▶ [Exercise objective]: Give back the whole listing exactly as shown.

[Data extracted from a collection]
__________________________________________________
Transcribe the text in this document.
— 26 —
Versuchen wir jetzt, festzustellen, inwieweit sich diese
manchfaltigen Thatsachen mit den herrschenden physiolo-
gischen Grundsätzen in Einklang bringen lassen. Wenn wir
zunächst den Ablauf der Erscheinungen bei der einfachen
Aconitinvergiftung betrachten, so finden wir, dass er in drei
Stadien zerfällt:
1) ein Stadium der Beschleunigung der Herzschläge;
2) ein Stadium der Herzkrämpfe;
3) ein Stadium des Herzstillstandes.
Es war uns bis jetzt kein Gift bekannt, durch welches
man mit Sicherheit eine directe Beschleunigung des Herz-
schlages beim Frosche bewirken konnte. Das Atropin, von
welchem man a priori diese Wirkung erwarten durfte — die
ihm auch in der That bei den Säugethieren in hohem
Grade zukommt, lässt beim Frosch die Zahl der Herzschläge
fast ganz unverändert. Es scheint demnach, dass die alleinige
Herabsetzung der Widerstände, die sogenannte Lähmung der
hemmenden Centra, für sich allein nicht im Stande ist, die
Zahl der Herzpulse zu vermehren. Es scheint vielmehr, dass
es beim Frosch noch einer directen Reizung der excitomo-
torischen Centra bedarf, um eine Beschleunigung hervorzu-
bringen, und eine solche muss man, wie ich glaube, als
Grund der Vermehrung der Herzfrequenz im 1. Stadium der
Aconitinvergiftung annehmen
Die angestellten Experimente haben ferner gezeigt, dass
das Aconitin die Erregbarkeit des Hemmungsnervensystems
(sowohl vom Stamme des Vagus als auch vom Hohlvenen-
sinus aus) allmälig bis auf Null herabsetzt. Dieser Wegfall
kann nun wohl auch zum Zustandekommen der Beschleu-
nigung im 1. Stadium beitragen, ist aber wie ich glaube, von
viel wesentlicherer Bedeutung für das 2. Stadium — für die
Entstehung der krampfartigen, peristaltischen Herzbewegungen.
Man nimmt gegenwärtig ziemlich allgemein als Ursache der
__________________________________________________
▶ [Written solution]:
Transcribe the text in this document.
— 26 —
Versuchen wir jetzt, festzustellen, inwieweit sich diese
manchfaltigen Thatsachen mit den herrschenden physiolo-
gischen Grundsätzen in Einklang bringen lassen. Wenn wir
zunächst den Ablauf der Erscheinungen bei der einfachen
Aconitinvergiftung betrachten, so finden wir, dass er in drei
Stadien zerfällt:
1) ein Stadium der Beschleunigung der Herzschläge;
2) ein Stadium der Herzkrämpfe;
3) ein Stadium des Herzstillstandes.
Es war uns bis jetzt kein Gift bekannt, durch welches
man mit Sicherheit eine directe Beschleunigung des Herz-
schlages beim Frosche bewirken konnte. Das Atropin, von
welchem man a priori diese Wirkung erwarten durfte — die
ihm auch in der That bei den Säugethieren in hohem
Grade zukommt, lässt beim Frosch die Zahl der Herzschläge
fast ganz unverändert. Es scheint demnach, dass die alleinige
Herabsetzung der Widerstände, die sogenannte Lähmung der
hemmenden Centra, für sich allein nicht im Stande ist, die
Zahl der Herzpulse zu vermehren. Es scheint vielmehr, dass
es beim Frosch noch einer directen Reizung der excitomo-
torischen Centra bedarf, um eine Beschleunigung hervorzu-
bringen, und eine solche muss man, wie ich glaube, als
Grund der Vermehrung der Herzfrequenz im 1. Stadium der
Aconitinvergiftung annehmen
Die angestellten Experimente haben ferner gezeigt, dass
das Aconitin die Erregbarkeit des Hemmungsnervensystems
(sowohl vom Stamme des Vagus als auch vom Hohlvenen-
sinus aus) allmälig bis auf Null herabsetzt. Dieser Wegfall
kann nun wohl auch zum Zustandekommen der Beschleu-
nigung im 1. Stadium beitragen, ist aber wie ich glaube, von
viel wesentlicherer Bedeutung für das 2. Stadium — für die
Entstehung der krampfartigen, peristaltischen Herzbewegungen.
Man nimmt gegenwärtig ziemlich allgemein als Ursache der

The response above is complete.